(Given request): Return all the entries exactly, keeping pictures out.

(Dataset content):
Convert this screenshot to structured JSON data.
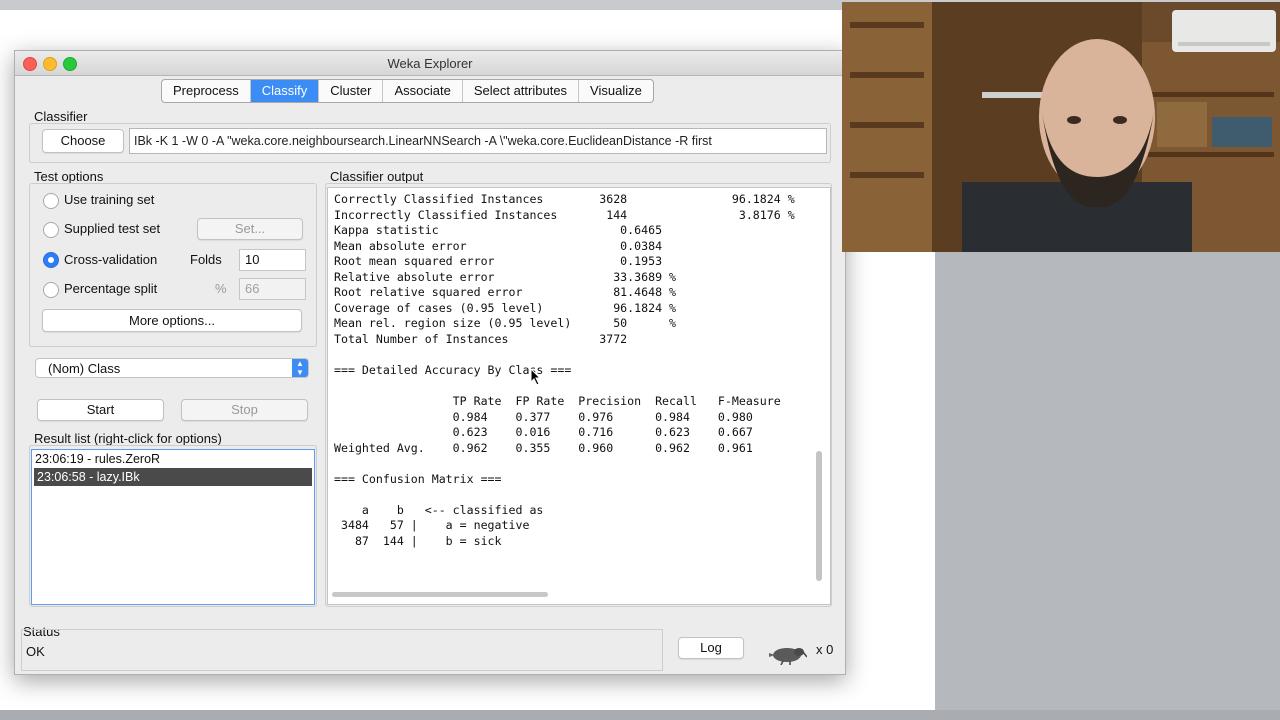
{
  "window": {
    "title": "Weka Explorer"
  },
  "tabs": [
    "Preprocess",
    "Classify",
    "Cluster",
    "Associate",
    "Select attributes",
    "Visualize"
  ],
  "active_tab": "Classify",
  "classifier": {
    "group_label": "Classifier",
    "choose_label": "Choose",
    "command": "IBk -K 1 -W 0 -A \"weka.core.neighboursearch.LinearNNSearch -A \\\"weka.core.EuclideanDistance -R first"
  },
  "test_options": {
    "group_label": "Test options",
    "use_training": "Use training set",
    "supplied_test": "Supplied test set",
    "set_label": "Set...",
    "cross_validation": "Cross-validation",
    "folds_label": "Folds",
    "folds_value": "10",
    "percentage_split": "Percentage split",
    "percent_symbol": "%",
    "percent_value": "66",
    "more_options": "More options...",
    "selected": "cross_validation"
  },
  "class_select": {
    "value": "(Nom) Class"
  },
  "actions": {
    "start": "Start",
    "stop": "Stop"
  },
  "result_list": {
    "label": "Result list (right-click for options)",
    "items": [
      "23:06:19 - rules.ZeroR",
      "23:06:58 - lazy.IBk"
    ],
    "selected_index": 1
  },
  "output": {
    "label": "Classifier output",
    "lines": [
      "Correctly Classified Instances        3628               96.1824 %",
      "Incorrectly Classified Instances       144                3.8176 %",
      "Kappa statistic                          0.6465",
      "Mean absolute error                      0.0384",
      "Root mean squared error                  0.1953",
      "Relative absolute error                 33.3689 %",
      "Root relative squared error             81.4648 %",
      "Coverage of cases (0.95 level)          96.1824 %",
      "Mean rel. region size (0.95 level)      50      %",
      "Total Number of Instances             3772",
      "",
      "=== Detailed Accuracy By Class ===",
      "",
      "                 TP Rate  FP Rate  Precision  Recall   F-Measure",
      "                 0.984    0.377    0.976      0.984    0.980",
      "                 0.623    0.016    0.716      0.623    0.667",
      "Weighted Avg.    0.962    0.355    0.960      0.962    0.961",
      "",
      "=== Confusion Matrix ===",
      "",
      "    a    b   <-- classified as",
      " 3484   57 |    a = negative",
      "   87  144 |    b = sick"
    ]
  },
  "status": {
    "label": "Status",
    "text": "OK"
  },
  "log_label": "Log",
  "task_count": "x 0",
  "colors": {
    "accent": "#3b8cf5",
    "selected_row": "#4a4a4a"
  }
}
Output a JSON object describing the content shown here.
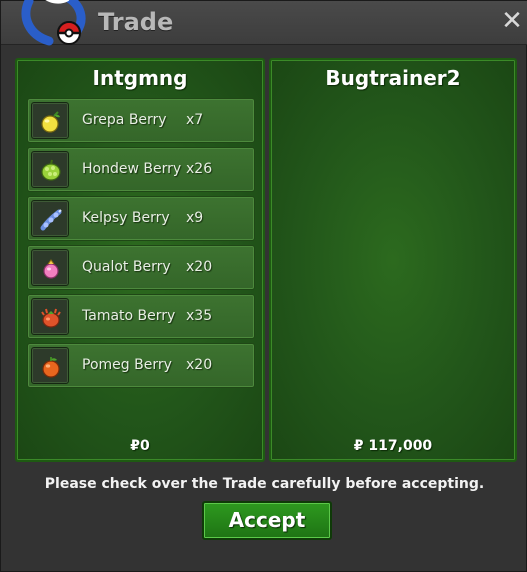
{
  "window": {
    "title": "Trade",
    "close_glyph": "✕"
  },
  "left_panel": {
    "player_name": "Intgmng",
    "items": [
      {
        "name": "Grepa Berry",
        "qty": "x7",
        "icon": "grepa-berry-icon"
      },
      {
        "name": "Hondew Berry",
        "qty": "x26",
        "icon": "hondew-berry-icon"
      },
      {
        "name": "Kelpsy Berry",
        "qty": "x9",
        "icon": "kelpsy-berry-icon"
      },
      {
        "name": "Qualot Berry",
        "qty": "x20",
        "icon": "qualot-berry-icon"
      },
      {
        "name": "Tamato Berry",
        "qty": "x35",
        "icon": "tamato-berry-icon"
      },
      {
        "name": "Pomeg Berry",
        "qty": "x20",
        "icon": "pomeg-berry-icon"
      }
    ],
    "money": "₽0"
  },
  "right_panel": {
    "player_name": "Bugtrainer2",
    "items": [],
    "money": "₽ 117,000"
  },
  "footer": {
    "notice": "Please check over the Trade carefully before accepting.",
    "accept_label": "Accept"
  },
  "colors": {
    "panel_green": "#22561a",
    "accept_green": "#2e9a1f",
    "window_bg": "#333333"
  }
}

(Result of the task):
Convert this screenshot to structured JSON data.
{
  "window": {
    "title": "Weka Explorer"
  },
  "tabs": [
    "Preprocess",
    "Classify",
    "Cluster",
    "Associate",
    "Select attributes",
    "Visualize"
  ],
  "active_tab": "Classify",
  "classifier": {
    "group_label": "Classifier",
    "choose_label": "Choose",
    "command": "IBk -K 1 -W 0 -A \"weka.core.neighboursearch.LinearNNSearch -A \\\"weka.core.EuclideanDistance -R first"
  },
  "test_options": {
    "group_label": "Test options",
    "use_training": "Use training set",
    "supplied_test": "Supplied test set",
    "set_label": "Set...",
    "cross_validation": "Cross-validation",
    "folds_label": "Folds",
    "folds_value": "10",
    "percentage_split": "Percentage split",
    "percent_symbol": "%",
    "percent_value": "66",
    "more_options": "More options...",
    "selected": "cross_validation"
  },
  "class_select": {
    "value": "(Nom) Class"
  },
  "actions": {
    "start": "Start",
    "stop": "Stop"
  },
  "result_list": {
    "label": "Result list (right-click for options)",
    "items": [
      "23:06:19 - rules.ZeroR",
      "23:06:58 - lazy.IBk"
    ],
    "selected_index": 1
  },
  "output": {
    "label": "Classifier output",
    "lines": [
      "Correctly Classified Instances        3628               96.1824 %",
      "Incorrectly Classified Instances       144                3.8176 %",
      "Kappa statistic                          0.6465",
      "Mean absolute error                      0.0384",
      "Root mean squared error                  0.1953",
      "Relative absolute error                 33.3689 %",
      "Root relative squared error             81.4648 %",
      "Coverage of cases (0.95 level)          96.1824 %",
      "Mean rel. region size (0.95 level)      50      %",
      "Total Number of Instances             3772",
      "",
      "=== Detailed Accuracy By Class ===",
      "",
      "                 TP Rate  FP Rate  Precision  Recall   F-Measure",
      "                 0.984    0.377    0.976      0.984    0.980",
      "                 0.623    0.016    0.716      0.623    0.667",
      "Weighted Avg.    0.962    0.355    0.960      0.962    0.961",
      "",
      "=== Confusion Matrix ===",
      "",
      "    a    b   <-- classified as",
      " 3484   57 |    a = negative",
      "   87  144 |    b = sick"
    ]
  },
  "status": {
    "label": "Status",
    "text": "OK"
  },
  "log_label": "Log",
  "task_count": "x 0",
  "colors": {
    "accent": "#3b8cf5",
    "selected_row": "#4a4a4a"
  }
}
Output a JSON object describing the content shown here.
{
  "window": {
    "title": "Trade",
    "close_glyph": "✕"
  },
  "left_panel": {
    "player_name": "Intgmng",
    "items": [
      {
        "name": "Grepa Berry",
        "qty": "x7",
        "icon": "grepa-berry-icon"
      },
      {
        "name": "Hondew Berry",
        "qty": "x26",
        "icon": "hondew-berry-icon"
      },
      {
        "name": "Kelpsy Berry",
        "qty": "x9",
        "icon": "kelpsy-berry-icon"
      },
      {
        "name": "Qualot Berry",
        "qty": "x20",
        "icon": "qualot-berry-icon"
      },
      {
        "name": "Tamato Berry",
        "qty": "x35",
        "icon": "tamato-berry-icon"
      },
      {
        "name": "Pomeg Berry",
        "qty": "x20",
        "icon": "pomeg-berry-icon"
      }
    ],
    "money": "₽0"
  },
  "right_panel": {
    "player_name": "Bugtrainer2",
    "items": [],
    "money": "₽ 117,000"
  },
  "footer": {
    "notice": "Please check over the Trade carefully before accepting.",
    "accept_label": "Accept"
  },
  "colors": {
    "panel_green": "#22561a",
    "accept_green": "#2e9a1f",
    "window_bg": "#333333"
  }
}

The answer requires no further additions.